- _Goal_
Each line below that contains "text" counts once; report the total and nothing more.

[Records from a collection]
— BEGIN —

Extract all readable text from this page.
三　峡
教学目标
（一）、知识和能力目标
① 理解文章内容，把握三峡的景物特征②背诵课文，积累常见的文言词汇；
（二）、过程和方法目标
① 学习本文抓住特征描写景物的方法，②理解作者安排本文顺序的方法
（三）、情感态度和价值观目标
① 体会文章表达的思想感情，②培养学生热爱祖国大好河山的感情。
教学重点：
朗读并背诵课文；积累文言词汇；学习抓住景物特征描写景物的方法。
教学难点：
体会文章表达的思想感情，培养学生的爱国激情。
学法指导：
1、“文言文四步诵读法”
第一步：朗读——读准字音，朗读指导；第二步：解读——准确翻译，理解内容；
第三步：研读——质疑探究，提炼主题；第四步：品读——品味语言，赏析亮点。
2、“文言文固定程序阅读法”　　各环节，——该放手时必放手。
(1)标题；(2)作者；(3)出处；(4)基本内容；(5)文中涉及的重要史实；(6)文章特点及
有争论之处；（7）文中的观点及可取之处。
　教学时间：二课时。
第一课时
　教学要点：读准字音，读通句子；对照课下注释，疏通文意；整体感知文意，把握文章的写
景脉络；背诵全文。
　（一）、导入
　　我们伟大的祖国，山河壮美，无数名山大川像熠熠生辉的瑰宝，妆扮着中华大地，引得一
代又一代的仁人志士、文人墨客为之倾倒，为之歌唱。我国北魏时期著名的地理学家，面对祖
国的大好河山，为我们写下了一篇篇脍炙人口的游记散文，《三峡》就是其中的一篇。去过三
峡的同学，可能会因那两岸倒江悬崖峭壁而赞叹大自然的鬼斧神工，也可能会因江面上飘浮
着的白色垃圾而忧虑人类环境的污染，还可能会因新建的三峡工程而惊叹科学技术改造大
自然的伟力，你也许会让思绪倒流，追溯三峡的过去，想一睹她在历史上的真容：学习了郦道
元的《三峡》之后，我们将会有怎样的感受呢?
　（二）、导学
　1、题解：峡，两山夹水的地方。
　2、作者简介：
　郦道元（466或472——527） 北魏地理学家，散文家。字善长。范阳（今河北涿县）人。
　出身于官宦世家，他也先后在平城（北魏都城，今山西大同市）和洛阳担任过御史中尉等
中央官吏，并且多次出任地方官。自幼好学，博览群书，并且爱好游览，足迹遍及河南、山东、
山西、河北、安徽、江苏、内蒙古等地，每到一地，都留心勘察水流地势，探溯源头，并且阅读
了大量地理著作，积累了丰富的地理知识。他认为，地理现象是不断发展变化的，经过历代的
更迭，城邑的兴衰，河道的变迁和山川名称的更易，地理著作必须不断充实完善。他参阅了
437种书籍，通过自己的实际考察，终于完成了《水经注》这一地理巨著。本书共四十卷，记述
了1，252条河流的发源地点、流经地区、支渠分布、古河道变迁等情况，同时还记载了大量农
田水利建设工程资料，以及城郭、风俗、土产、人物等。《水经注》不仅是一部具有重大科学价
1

— END —
— BEGIN —

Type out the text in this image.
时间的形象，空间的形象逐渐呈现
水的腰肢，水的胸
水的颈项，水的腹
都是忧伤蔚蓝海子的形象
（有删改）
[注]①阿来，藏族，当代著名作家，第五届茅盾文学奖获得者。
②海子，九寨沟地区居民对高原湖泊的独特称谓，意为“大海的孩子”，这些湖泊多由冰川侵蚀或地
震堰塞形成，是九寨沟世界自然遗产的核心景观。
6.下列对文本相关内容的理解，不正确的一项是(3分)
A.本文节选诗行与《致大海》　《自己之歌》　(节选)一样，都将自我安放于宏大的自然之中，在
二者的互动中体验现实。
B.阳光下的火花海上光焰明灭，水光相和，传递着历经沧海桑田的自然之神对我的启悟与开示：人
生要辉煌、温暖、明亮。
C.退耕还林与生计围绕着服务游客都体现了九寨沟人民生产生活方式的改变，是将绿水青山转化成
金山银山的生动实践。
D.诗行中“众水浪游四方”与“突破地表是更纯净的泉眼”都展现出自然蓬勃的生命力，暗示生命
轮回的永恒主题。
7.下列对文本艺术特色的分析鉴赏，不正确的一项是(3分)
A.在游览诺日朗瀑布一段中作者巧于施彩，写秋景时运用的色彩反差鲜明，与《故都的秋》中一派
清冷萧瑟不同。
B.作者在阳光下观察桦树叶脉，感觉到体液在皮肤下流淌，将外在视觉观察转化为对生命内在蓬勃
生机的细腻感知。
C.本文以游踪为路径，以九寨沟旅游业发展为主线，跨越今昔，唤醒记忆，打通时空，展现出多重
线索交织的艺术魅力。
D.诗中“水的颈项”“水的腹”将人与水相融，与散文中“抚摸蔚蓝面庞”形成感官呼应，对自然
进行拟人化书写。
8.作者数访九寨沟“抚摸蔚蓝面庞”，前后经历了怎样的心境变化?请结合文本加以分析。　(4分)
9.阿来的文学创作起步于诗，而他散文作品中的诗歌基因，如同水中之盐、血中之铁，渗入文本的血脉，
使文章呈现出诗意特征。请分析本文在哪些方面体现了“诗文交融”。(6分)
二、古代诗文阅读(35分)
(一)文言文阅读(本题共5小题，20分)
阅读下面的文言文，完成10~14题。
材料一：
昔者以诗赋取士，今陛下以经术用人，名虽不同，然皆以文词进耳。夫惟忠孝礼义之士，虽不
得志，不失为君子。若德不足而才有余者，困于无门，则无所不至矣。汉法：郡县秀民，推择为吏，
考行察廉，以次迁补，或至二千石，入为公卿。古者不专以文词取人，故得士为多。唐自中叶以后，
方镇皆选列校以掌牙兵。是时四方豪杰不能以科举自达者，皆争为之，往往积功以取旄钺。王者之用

— END —

- _Correct output_
2